# EXERCISE TASK
Find all lines in the records that include the word "Napló", and copy them out.

** Start **

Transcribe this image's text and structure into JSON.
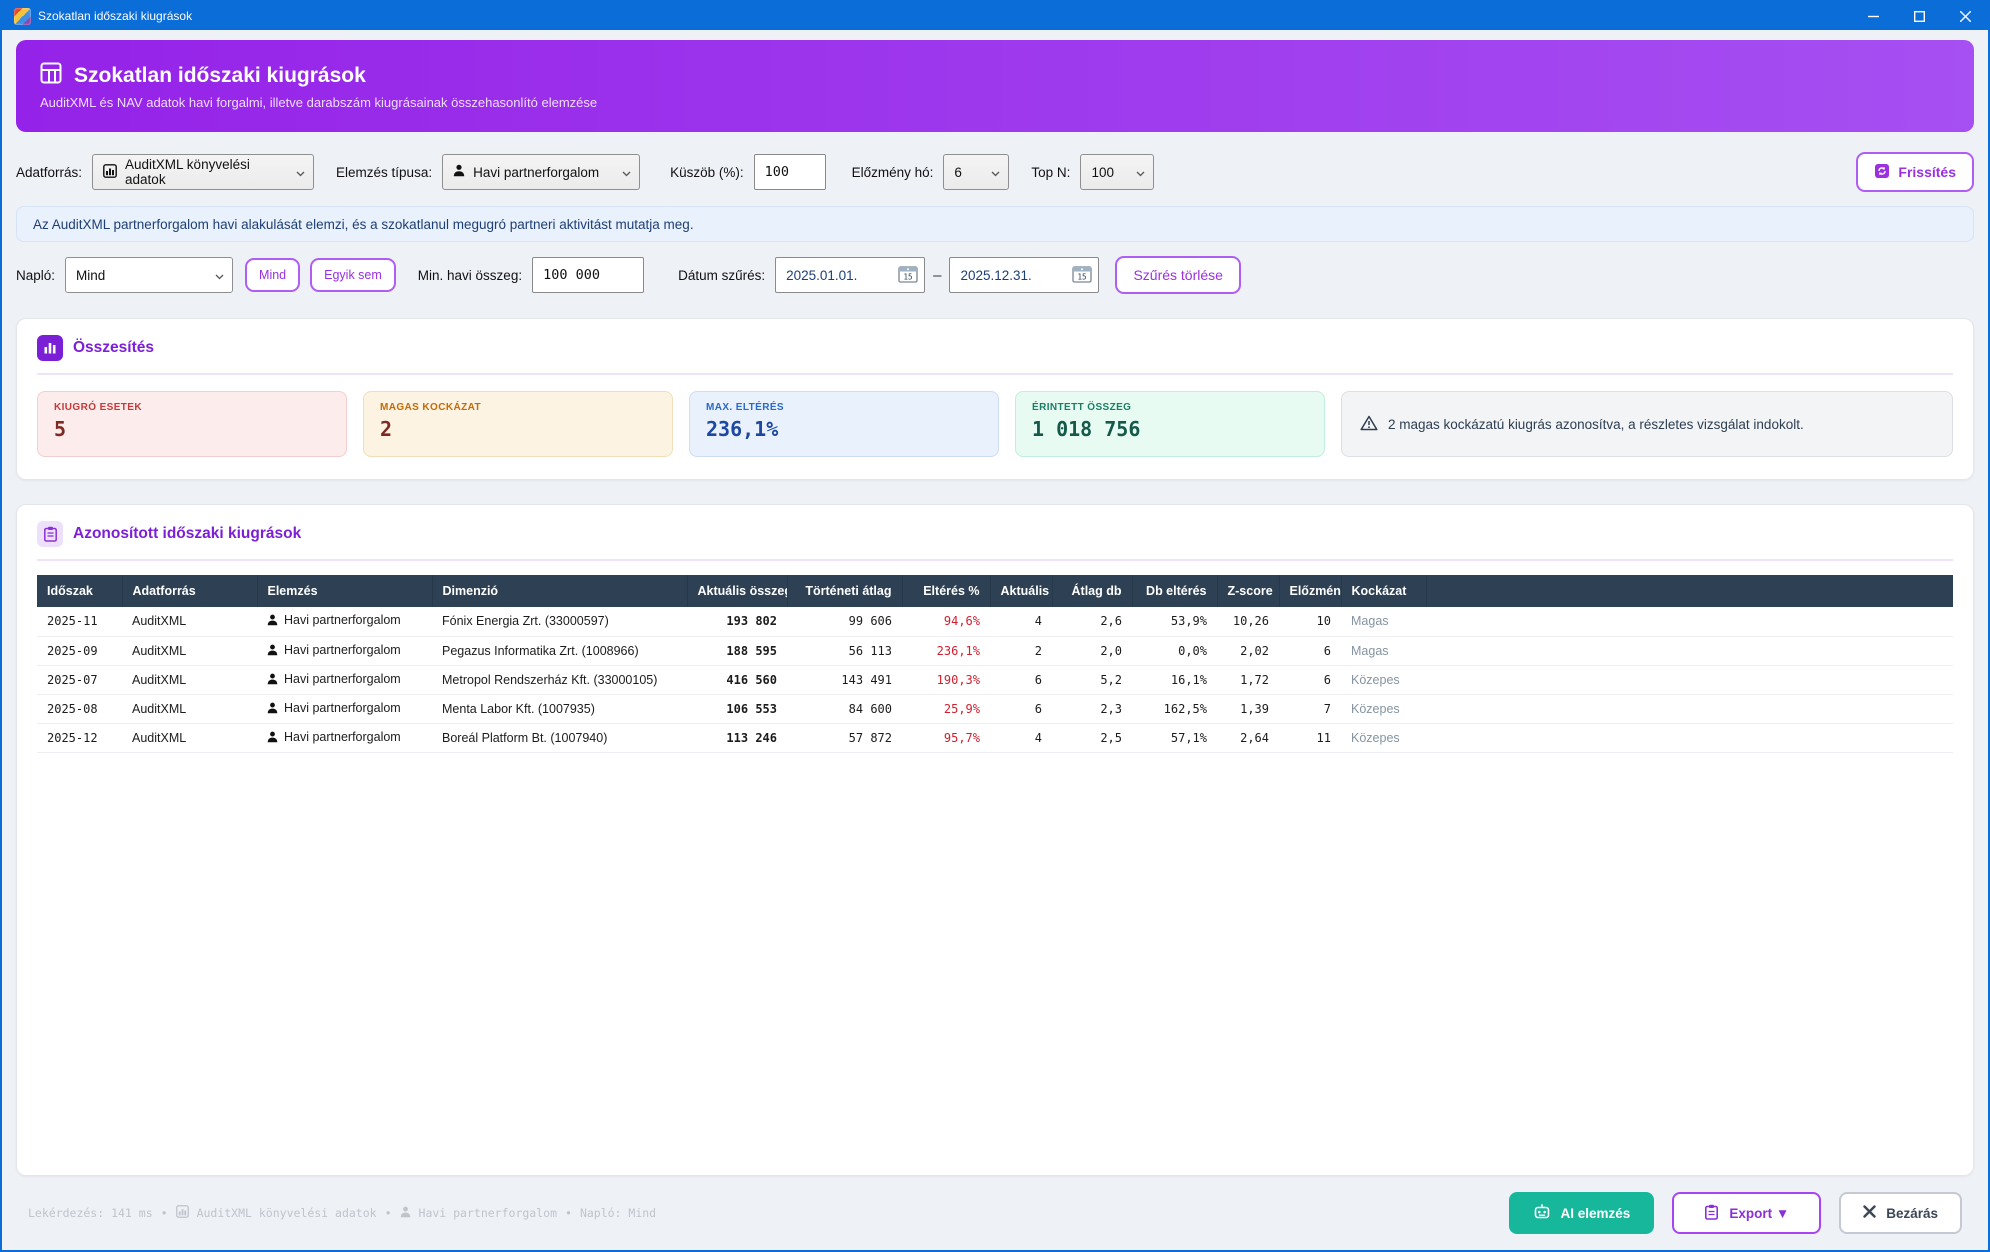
{
  "window": {
    "title": "Szokatlan időszaki kiugrások",
    "controls": [
      "minimize",
      "maximize",
      "close"
    ]
  },
  "header": {
    "title": "Szokatlan időszaki kiugrások",
    "subtitle": "AuditXML és NAV adatok havi forgalmi, illetve darabszám kiugrásainak összehasonlító elemzése"
  },
  "filters": {
    "datasource_label": "Adatforrás:",
    "datasource_value": "AuditXML könyvelési adatok",
    "analysis_label": "Elemzés típusa:",
    "analysis_value": "Havi partnerforgalom",
    "threshold_label": "Küszöb (%):",
    "threshold_value": "100",
    "history_label": "Előzmény hó:",
    "history_value": "6",
    "topn_label": "Top N:",
    "topn_value": "100",
    "refresh_label": "Frissítés",
    "info_text": "Az AuditXML partnerforgalom havi alakulását elemzi, és a szokatlanul megugró partneri aktivitást mutatja meg.",
    "journal_label": "Napló:",
    "journal_value": "Mind",
    "all_button": "Mind",
    "none_button": "Egyik sem",
    "min_amount_label": "Min. havi összeg:",
    "min_amount_value": "100 000",
    "date_filter_label": "Dátum szűrés:",
    "date_from": "2025.01.01.",
    "date_to": "2025.12.31.",
    "date_separator": "–",
    "calendar_day": "15",
    "clear_filter_label": "Szűrés törlése"
  },
  "summary": {
    "title": "Összesítés",
    "cards": [
      {
        "label": "KIUGRÓ ESETEK",
        "value": "5"
      },
      {
        "label": "MAGAS KOCKÁZAT",
        "value": "2"
      },
      {
        "label": "MAX. ELTÉRÉS",
        "value": "236,1%"
      },
      {
        "label": "ÉRINTETT ÖSSZEG",
        "value": "1 018 756"
      }
    ],
    "warning": "2 magas kockázatú kiugrás azonosítva, a részletes vizsgálat indokolt."
  },
  "table_section": {
    "title": "Azonosított időszaki kiugrások",
    "columns": [
      "Időszak",
      "Adatforrás",
      "Elemzés",
      "Dimenzió",
      "Aktuális összeg",
      "Történeti átlag",
      "Eltérés %",
      "Aktuális",
      "Átlag db",
      "Db eltérés",
      "Z-score",
      "Előzmény",
      "Kockázat"
    ],
    "rows": [
      {
        "period": "2025-11",
        "source": "AuditXML",
        "analysis": "Havi partnerforgalom",
        "dimension": "Fónix Energia Zrt. (33000597)",
        "current_sum": "193 802",
        "hist_avg": "99 606",
        "deviation_pct": "94,6%",
        "current_count": "4",
        "avg_count": "2,6",
        "count_dev_pct": "53,9%",
        "zscore": "10,26",
        "prev_months": "10",
        "risk": "Magas"
      },
      {
        "period": "2025-09",
        "source": "AuditXML",
        "analysis": "Havi partnerforgalom",
        "dimension": "Pegazus Informatika Zrt. (1008966)",
        "current_sum": "188 595",
        "hist_avg": "56 113",
        "deviation_pct": "236,1%",
        "current_count": "2",
        "avg_count": "2,0",
        "count_dev_pct": "0,0%",
        "zscore": "2,02",
        "prev_months": "6",
        "risk": "Magas"
      },
      {
        "period": "2025-07",
        "source": "AuditXML",
        "analysis": "Havi partnerforgalom",
        "dimension": "Metropol Rendszerház Kft. (33000105)",
        "current_sum": "416 560",
        "hist_avg": "143 491",
        "deviation_pct": "190,3%",
        "current_count": "6",
        "avg_count": "5,2",
        "count_dev_pct": "16,1%",
        "zscore": "1,72",
        "prev_months": "6",
        "risk": "Közepes"
      },
      {
        "period": "2025-08",
        "source": "AuditXML",
        "analysis": "Havi partnerforgalom",
        "dimension": "Menta Labor Kft. (1007935)",
        "current_sum": "106 553",
        "hist_avg": "84 600",
        "deviation_pct": "25,9%",
        "current_count": "6",
        "avg_count": "2,3",
        "count_dev_pct": "162,5%",
        "zscore": "1,39",
        "prev_months": "7",
        "risk": "Közepes"
      },
      {
        "period": "2025-12",
        "source": "AuditXML",
        "analysis": "Havi partnerforgalom",
        "dimension": "Boreál Platform Bt. (1007940)",
        "current_sum": "113 246",
        "hist_avg": "57 872",
        "deviation_pct": "95,7%",
        "current_count": "4",
        "avg_count": "2,5",
        "count_dev_pct": "57,1%",
        "zscore": "2,64",
        "prev_months": "11",
        "risk": "Közepes"
      }
    ]
  },
  "footer": {
    "status": {
      "query": "Lekérdezés: 141 ms",
      "separator": "•",
      "source": "AuditXML könyvelési adatok",
      "analysis": "Havi partnerforgalom",
      "journal": "Napló: Mind"
    },
    "ai_label": "AI elemzés",
    "export_label": "Export ▼",
    "close_label": "Bezárás"
  }
}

** End **

# OUTPUT FOR THIS EXERCISE
    "journal_label": "Napló:",
      "journal": "Napló: Mind"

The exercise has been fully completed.